Problem statement -
Could you print all the entries exactly?

Material shown -
====
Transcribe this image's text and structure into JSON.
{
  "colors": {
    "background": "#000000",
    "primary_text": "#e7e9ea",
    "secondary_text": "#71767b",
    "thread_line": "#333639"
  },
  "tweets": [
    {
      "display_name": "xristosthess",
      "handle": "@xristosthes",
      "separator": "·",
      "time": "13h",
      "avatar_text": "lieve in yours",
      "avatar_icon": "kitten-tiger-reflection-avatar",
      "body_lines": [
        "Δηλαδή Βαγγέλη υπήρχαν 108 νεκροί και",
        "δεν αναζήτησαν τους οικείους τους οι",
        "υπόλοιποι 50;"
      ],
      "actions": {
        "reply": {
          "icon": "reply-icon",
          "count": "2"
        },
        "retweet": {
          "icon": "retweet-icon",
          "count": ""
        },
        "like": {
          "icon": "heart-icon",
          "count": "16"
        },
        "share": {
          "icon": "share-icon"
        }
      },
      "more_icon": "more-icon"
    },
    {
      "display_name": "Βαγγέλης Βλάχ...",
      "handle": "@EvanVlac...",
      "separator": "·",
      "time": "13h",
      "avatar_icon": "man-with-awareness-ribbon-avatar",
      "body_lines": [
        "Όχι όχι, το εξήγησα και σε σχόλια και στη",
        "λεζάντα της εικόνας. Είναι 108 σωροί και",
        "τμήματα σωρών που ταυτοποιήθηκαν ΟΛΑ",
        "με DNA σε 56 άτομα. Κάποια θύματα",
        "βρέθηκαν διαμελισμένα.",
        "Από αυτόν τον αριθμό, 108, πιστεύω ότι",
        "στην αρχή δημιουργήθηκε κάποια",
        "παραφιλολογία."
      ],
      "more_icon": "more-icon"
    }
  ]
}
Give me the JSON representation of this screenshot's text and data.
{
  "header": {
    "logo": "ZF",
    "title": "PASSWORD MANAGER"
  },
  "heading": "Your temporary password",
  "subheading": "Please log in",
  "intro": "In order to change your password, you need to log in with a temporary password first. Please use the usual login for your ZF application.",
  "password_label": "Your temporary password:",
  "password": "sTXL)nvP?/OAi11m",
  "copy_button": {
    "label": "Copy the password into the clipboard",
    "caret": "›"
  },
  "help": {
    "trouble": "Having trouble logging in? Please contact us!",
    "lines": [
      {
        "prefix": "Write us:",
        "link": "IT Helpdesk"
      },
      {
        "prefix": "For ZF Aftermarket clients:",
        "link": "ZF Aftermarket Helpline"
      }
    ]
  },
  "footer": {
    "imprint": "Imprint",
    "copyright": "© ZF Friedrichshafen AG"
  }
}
====
Worked answer -
Transcribe this image's text and structure into JSON.
{
  "colors": {
    "background": "#000000",
    "primary_text": "#e7e9ea",
    "secondary_text": "#71767b",
    "thread_line": "#333639"
  },
  "tweets": [
    {
      "display_name": "xristosthess",
      "handle": "@xristosthes",
      "separator": "·",
      "time": "13h",
      "avatar_text": "lieve in yours",
      "avatar_icon": "kitten-tiger-reflection-avatar",
      "body_lines": [
        "Δηλαδή Βαγγέλη υπήρχαν 108 νεκροί και",
        "δεν αναζήτησαν τους οικείους τους οι",
        "υπόλοιποι 50;"
      ],
      "actions": {
        "reply": {
          "icon": "reply-icon",
          "count": "2"
        },
        "retweet": {
          "icon": "retweet-icon",
          "count": ""
        },
        "like": {
          "icon": "heart-icon",
          "count": "16"
        },
        "share": {
          "icon": "share-icon"
        }
      },
      "more_icon": "more-icon"
    },
    {
      "display_name": "Βαγγέλης Βλάχ...",
      "handle": "@EvanVlac...",
      "separator": "·",
      "time": "13h",
      "avatar_icon": "man-with-awareness-ribbon-avatar",
      "body_lines": [
        "Όχι όχι, το εξήγησα και σε σχόλια και στη",
        "λεζάντα της εικόνας. Είναι 108 σωροί και",
        "τμήματα σωρών που ταυτοποιήθηκαν ΟΛΑ",
        "με DNA σε 56 άτομα. Κάποια θύματα",
        "βρέθηκαν διαμελισμένα.",
        "Από αυτόν τον αριθμό, 108, πιστεύω ότι",
        "στην αρχή δημιουργήθηκε κάποια",
        "παραφιλολογία."
      ],
      "more_icon": "more-icon"
    }
  ]
}
Give me the JSON representation of this screenshot's text and data.
{
  "header": {
    "logo": "ZF",
    "title": "PASSWORD MANAGER"
  },
  "heading": "Your temporary password",
  "subheading": "Please log in",
  "intro": "In order to change your password, you need to log in with a temporary password first. Please use the usual login for your ZF application.",
  "password_label": "Your temporary password:",
  "password": "sTXL)nvP?/OAi11m",
  "copy_button": {
    "label": "Copy the password into the clipboard",
    "caret": "›"
  },
  "help": {
    "trouble": "Having trouble logging in? Please contact us!",
    "lines": [
      {
        "prefix": "Write us:",
        "link": "IT Helpdesk"
      },
      {
        "prefix": "For ZF Aftermarket clients:",
        "link": "ZF Aftermarket Helpline"
      }
    ]
  },
  "footer": {
    "imprint": "Imprint",
    "copyright": "© ZF Friedrichshafen AG"
  }
}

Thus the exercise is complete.